__Goal of the exercise__
Return each line of the material verbatim.
▽
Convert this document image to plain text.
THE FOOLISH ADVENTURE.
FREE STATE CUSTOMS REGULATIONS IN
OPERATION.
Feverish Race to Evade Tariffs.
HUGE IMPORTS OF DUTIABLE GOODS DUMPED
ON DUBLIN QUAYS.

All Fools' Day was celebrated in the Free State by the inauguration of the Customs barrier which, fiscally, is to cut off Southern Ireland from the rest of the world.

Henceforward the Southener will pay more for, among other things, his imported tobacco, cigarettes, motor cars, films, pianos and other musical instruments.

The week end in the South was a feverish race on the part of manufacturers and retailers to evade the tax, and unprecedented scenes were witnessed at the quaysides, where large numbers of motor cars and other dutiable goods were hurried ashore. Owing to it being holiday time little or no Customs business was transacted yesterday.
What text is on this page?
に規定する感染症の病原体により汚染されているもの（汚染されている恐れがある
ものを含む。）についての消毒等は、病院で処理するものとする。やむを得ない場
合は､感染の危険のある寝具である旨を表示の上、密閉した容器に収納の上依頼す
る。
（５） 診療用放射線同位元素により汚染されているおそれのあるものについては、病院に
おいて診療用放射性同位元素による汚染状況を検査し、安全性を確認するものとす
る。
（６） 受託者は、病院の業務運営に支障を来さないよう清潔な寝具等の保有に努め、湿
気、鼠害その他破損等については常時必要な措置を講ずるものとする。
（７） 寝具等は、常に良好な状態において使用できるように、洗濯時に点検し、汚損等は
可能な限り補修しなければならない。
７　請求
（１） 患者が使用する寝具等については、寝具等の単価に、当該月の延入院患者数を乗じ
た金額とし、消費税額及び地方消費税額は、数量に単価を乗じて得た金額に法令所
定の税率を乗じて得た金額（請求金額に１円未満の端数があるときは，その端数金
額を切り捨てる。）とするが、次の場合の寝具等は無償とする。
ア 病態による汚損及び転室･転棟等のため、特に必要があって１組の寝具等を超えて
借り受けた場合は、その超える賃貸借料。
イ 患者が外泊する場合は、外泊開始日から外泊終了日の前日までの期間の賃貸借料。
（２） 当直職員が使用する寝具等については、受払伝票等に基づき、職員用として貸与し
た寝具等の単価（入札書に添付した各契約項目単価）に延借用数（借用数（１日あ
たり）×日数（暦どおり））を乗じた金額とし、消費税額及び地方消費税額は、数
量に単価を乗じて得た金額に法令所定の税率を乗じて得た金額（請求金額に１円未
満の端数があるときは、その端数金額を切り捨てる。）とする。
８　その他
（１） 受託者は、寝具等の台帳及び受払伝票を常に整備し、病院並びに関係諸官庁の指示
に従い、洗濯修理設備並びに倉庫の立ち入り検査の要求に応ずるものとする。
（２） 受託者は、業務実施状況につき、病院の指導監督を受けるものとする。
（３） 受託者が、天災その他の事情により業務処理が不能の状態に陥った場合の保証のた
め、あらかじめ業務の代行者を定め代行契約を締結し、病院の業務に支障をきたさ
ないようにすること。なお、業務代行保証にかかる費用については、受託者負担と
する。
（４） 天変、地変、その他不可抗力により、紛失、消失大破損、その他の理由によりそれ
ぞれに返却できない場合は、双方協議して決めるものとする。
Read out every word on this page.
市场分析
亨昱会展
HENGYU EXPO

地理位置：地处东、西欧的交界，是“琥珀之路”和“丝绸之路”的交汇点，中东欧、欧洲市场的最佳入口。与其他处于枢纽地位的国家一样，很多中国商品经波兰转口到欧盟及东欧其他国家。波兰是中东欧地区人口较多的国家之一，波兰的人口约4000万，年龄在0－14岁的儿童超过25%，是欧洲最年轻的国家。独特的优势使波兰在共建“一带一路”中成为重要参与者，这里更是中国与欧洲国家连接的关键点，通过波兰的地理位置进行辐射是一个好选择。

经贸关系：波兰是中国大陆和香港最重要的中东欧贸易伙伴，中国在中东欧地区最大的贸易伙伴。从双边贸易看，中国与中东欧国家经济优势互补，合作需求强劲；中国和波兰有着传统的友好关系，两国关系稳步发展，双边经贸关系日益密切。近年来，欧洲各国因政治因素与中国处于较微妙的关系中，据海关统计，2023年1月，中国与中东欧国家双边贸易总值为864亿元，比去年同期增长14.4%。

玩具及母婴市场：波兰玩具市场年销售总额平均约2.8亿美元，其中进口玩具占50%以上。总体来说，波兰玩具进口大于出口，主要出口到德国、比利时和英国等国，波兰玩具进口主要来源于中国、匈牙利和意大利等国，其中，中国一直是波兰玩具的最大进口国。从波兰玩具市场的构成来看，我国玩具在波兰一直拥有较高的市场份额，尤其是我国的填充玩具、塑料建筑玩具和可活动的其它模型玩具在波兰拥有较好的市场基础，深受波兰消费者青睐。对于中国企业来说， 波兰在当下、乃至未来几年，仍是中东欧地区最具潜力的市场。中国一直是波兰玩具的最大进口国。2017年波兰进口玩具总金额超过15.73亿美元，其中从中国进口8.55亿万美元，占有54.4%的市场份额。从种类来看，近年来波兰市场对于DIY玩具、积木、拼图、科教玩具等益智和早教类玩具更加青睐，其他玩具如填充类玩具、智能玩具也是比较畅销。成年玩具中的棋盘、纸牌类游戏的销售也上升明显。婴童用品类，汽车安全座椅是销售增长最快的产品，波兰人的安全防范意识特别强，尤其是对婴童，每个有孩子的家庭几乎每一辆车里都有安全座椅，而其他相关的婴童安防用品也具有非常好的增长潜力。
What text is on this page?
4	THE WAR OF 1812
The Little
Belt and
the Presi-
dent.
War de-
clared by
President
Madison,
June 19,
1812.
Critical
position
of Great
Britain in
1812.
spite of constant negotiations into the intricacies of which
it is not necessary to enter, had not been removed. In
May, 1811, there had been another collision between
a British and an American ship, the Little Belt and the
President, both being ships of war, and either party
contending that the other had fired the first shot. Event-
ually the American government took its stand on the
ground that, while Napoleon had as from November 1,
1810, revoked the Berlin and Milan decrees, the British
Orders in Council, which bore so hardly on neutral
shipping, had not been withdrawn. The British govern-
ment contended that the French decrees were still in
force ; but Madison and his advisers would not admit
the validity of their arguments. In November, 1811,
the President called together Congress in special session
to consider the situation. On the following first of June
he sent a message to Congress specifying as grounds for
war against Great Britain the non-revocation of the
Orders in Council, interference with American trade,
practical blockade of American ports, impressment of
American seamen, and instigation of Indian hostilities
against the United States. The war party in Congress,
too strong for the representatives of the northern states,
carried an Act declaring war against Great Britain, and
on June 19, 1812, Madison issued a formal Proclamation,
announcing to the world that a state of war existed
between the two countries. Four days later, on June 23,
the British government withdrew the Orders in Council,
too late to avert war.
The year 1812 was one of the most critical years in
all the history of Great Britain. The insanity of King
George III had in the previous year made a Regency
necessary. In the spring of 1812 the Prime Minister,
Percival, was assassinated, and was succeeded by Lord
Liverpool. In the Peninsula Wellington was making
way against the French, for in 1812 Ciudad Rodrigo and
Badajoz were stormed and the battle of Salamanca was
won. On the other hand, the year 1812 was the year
△
__Answer in full__
Convert this document image to plain text.
THE FOOLISH ADVENTURE.
FREE STATE CUSTOMS REGULATIONS IN
OPERATION.
Feverish Race to Evade Tariffs.
HUGE IMPORTS OF DUTIABLE GOODS DUMPED
ON DUBLIN QUAYS.

All Fools' Day was celebrated in the Free State by the inauguration of the Customs barrier which, fiscally, is to cut off Southern Ireland from the rest of the world.

Henceforward the Southener will pay more for, among other things, his imported tobacco, cigarettes, motor cars, films, pianos and other musical instruments.

The week end in the South was a feverish race on the part of manufacturers and retailers to evade the tax, and unprecedented scenes were witnessed at the quaysides, where large numbers of motor cars and other dutiable goods were hurried ashore. Owing to it being holiday time little or no Customs business was transacted yesterday.
What text is on this page?
に規定する感染症の病原体により汚染されているもの（汚染されている恐れがある
ものを含む。）についての消毒等は、病院で処理するものとする。やむを得ない場
合は､感染の危険のある寝具である旨を表示の上、密閉した容器に収納の上依頼す
る。
（５） 診療用放射線同位元素により汚染されているおそれのあるものについては、病院に
おいて診療用放射性同位元素による汚染状況を検査し、安全性を確認するものとす
る。
（６） 受託者は、病院の業務運営に支障を来さないよう清潔な寝具等の保有に努め、湿
気、鼠害その他破損等については常時必要な措置を講ずるものとする。
（７） 寝具等は、常に良好な状態において使用できるように、洗濯時に点検し、汚損等は
可能な限り補修しなければならない。
７　請求
（１） 患者が使用する寝具等については、寝具等の単価に、当該月の延入院患者数を乗じ
た金額とし、消費税額及び地方消費税額は、数量に単価を乗じて得た金額に法令所
定の税率を乗じて得た金額（請求金額に１円未満の端数があるときは，その端数金
額を切り捨てる。）とするが、次の場合の寝具等は無償とする。
ア 病態による汚損及び転室･転棟等のため、特に必要があって１組の寝具等を超えて
借り受けた場合は、その超える賃貸借料。
イ 患者が外泊する場合は、外泊開始日から外泊終了日の前日までの期間の賃貸借料。
（２） 当直職員が使用する寝具等については、受払伝票等に基づき、職員用として貸与し
た寝具等の単価（入札書に添付した各契約項目単価）に延借用数（借用数（１日あ
たり）×日数（暦どおり））を乗じた金額とし、消費税額及び地方消費税額は、数
量に単価を乗じて得た金額に法令所定の税率を乗じて得た金額（請求金額に１円未
満の端数があるときは、その端数金額を切り捨てる。）とする。
８　その他
（１） 受託者は、寝具等の台帳及び受払伝票を常に整備し、病院並びに関係諸官庁の指示
に従い、洗濯修理設備並びに倉庫の立ち入り検査の要求に応ずるものとする。
（２） 受託者は、業務実施状況につき、病院の指導監督を受けるものとする。
（３） 受託者が、天災その他の事情により業務処理が不能の状態に陥った場合の保証のた
め、あらかじめ業務の代行者を定め代行契約を締結し、病院の業務に支障をきたさ
ないようにすること。なお、業務代行保証にかかる費用については、受託者負担と
する。
（４） 天変、地変、その他不可抗力により、紛失、消失大破損、その他の理由によりそれ
ぞれに返却できない場合は、双方協議して決めるものとする。
Read out every word on this page.
市场分析
亨昱会展
HENGYU EXPO

地理位置：地处东、西欧的交界，是“琥珀之路”和“丝绸之路”的交汇点，中东欧、欧洲市场的最佳入口。与其他处于枢纽地位的国家一样，很多中国商品经波兰转口到欧盟及东欧其他国家。波兰是中东欧地区人口较多的国家之一，波兰的人口约4000万，年龄在0－14岁的儿童超过25%，是欧洲最年轻的国家。独特的优势使波兰在共建“一带一路”中成为重要参与者，这里更是中国与欧洲国家连接的关键点，通过波兰的地理位置进行辐射是一个好选择。

经贸关系：波兰是中国大陆和香港最重要的中东欧贸易伙伴，中国在中东欧地区最大的贸易伙伴。从双边贸易看，中国与中东欧国家经济优势互补，合作需求强劲；中国和波兰有着传统的友好关系，两国关系稳步发展，双边经贸关系日益密切。近年来，欧洲各国因政治因素与中国处于较微妙的关系中，据海关统计，2023年1月，中国与中东欧国家双边贸易总值为864亿元，比去年同期增长14.4%。

玩具及母婴市场：波兰玩具市场年销售总额平均约2.8亿美元，其中进口玩具占50%以上。总体来说，波兰玩具进口大于出口，主要出口到德国、比利时和英国等国，波兰玩具进口主要来源于中国、匈牙利和意大利等国，其中，中国一直是波兰玩具的最大进口国。从波兰玩具市场的构成来看，我国玩具在波兰一直拥有较高的市场份额，尤其是我国的填充玩具、塑料建筑玩具和可活动的其它模型玩具在波兰拥有较好的市场基础，深受波兰消费者青睐。对于中国企业来说， 波兰在当下、乃至未来几年，仍是中东欧地区最具潜力的市场。中国一直是波兰玩具的最大进口国。2017年波兰进口玩具总金额超过15.73亿美元，其中从中国进口8.55亿万美元，占有54.4%的市场份额。从种类来看，近年来波兰市场对于DIY玩具、积木、拼图、科教玩具等益智和早教类玩具更加青睐，其他玩具如填充类玩具、智能玩具也是比较畅销。成年玩具中的棋盘、纸牌类游戏的销售也上升明显。婴童用品类，汽车安全座椅是销售增长最快的产品，波兰人的安全防范意识特别强，尤其是对婴童，每个有孩子的家庭几乎每一辆车里都有安全座椅，而其他相关的婴童安防用品也具有非常好的增长潜力。
What text is on this page?
4	THE WAR OF 1812
The Little
Belt and
the Presi-
dent.
War de-
clared by
President
Madison,
June 19,
1812.
Critical
position
of Great
Britain in
1812.
spite of constant negotiations into the intricacies of which
it is not necessary to enter, had not been removed. In
May, 1811, there had been another collision between
a British and an American ship, the Little Belt and the
President, both being ships of war, and either party
contending that the other had fired the first shot. Event-
ually the American government took its stand on the
ground that, while Napoleon had as from November 1,
1810, revoked the Berlin and Milan decrees, the British
Orders in Council, which bore so hardly on neutral
shipping, had not been withdrawn. The British govern-
ment contended that the French decrees were still in
force ; but Madison and his advisers would not admit
the validity of their arguments. In November, 1811,
the President called together Congress in special session
to consider the situation. On the following first of June
he sent a message to Congress specifying as grounds for
war against Great Britain the non-revocation of the
Orders in Council, interference with American trade,
practical blockade of American ports, impressment of
American seamen, and instigation of Indian hostilities
against the United States. The war party in Congress,
too strong for the representatives of the northern states,
carried an Act declaring war against Great Britain, and
on June 19, 1812, Madison issued a formal Proclamation,
announcing to the world that a state of war existed
between the two countries. Four days later, on June 23,
the British government withdrew the Orders in Council,
too late to avert war.
The year 1812 was one of the most critical years in
all the history of Great Britain. The insanity of King
George III had in the previous year made a Regency
necessary. In the spring of 1812 the Prime Minister,
Percival, was assassinated, and was succeeded by Lord
Liverpool. In the Peninsula Wellington was making
way against the French, for in 1812 Ciudad Rodrigo and
Badajoz were stormed and the battle of Salamanca was
won. On the other hand, the year 1812 was the year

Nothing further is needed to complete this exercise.